- **SET EXERCISE**: Write out each line in which the string "this" is present.

- **Stored records**:
:::::
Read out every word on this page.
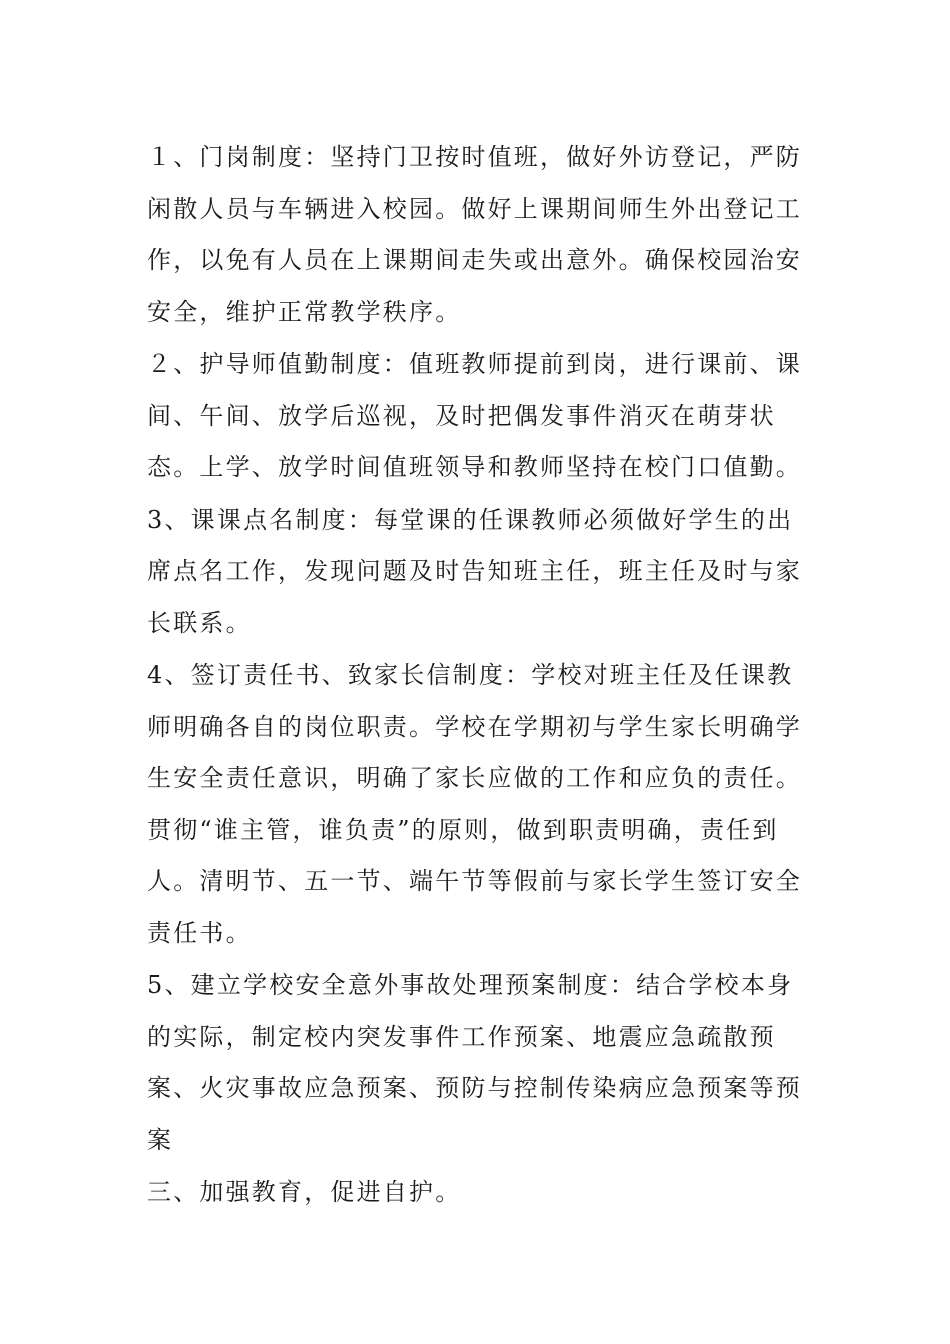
１、门岗制度：坚持门卫按时值班，做好外访登记，严防闲散人员与车辆进入校园。做好上课期间师生外出登记工作，以免有人员在上课期间走失或出意外。确保校园治安安全，维护正常教学秩序。

２、护导师值勤制度：值班教师提前到岗，进行课前、课间、午间、放学后巡视，及时把偶发事件消灭在萌芽状态。上学、放学时间值班领导和教师坚持在校门口值勤。

3、课课点名制度：每堂课的任课教师必须做好学生的出席点名工作，发现问题及时告知班主任，班主任及时与家长联系。

4、签订责任书、致家长信制度：学校对班主任及任课教师明确各自的岗位职责。学校在学期初与学生家长明确学生安全责任意识，明确了家长应做的工作和应负的责任。贯彻“谁主管，谁负责”的原则，做到职责明确，责任到人。清明节、五一节、端午节等假前与家长学生签订安全责任书。

5、建立学校安全意外事故处理预案制度：结合学校本身的实际，制定校内突发事件工作预案、地震应急疏散预案、火灾事故应急预案、预防与控制传染病应急预案等预案

三、加强教育，促进自护。
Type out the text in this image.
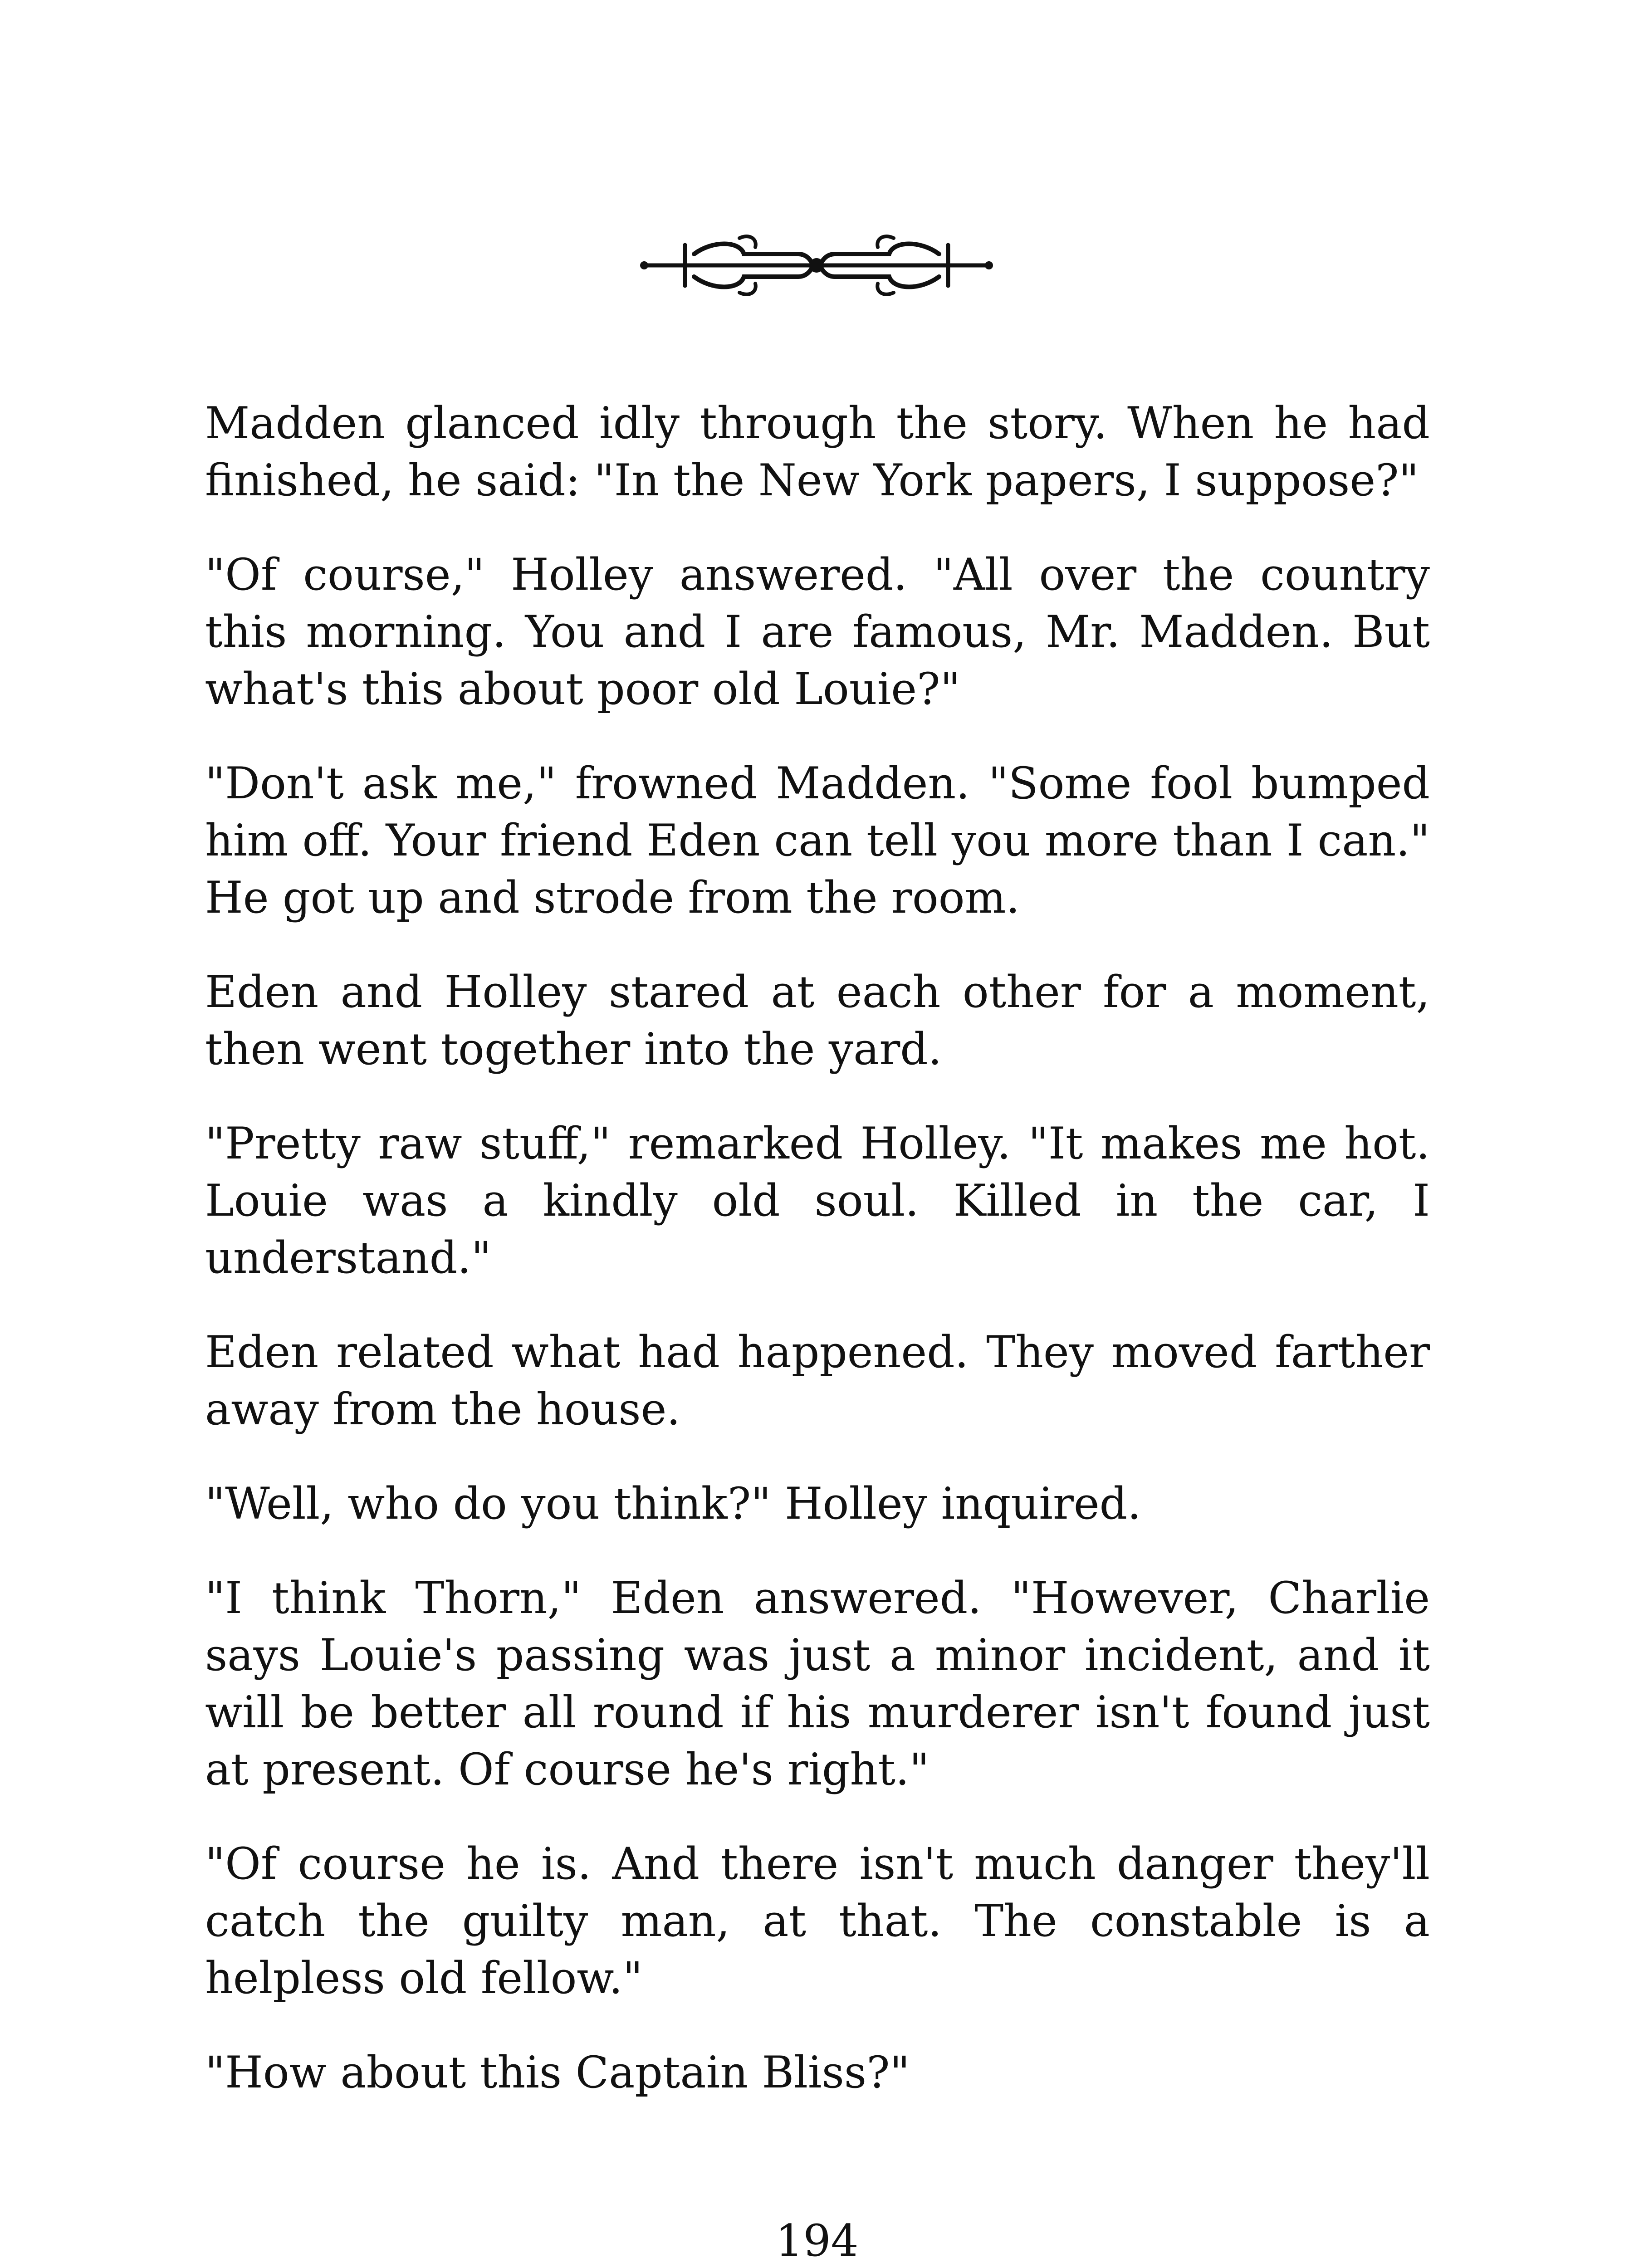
Madden glanced idly through the story. When he had finished, he said: "In the New York papers, I suppose?"

"Of course," Holley answered. "All over the country this morning. You and I are famous, Mr. Madden. But what's this about poor old Louie?"

"Don't ask me," frowned Madden. "Some fool bumped him off. Your friend Eden can tell you more than I can." He got up and strode from the room.

Eden and Holley stared at each other for a moment, then went together into the yard.

"Pretty raw stuff," remarked Holley. "It makes me hot. Louie was a kindly old soul. Killed in the car, I understand."

Eden related what had happened. They moved farther away from the house.

"Well, who do you think?" Holley inquired.

"I think Thorn," Eden answered. "However, Charlie says Louie's passing was just a minor incident, and it will be better all round if his murderer isn't found just at present. Of course he's right."

"Of course he is. And there isn't much danger they'll catch the guilty man, at that. The constable is a helpless old fellow."

"How about this Captain Bliss?"

194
:::::
- **OUTPUT**:
Read out every word on this page.
Type out the text in this image.
"Of course," Holley answered. "All over the country this morning. You and I are famous, Mr. Madden. But what's this about poor old Louie?"
"How about this Captain Bliss?"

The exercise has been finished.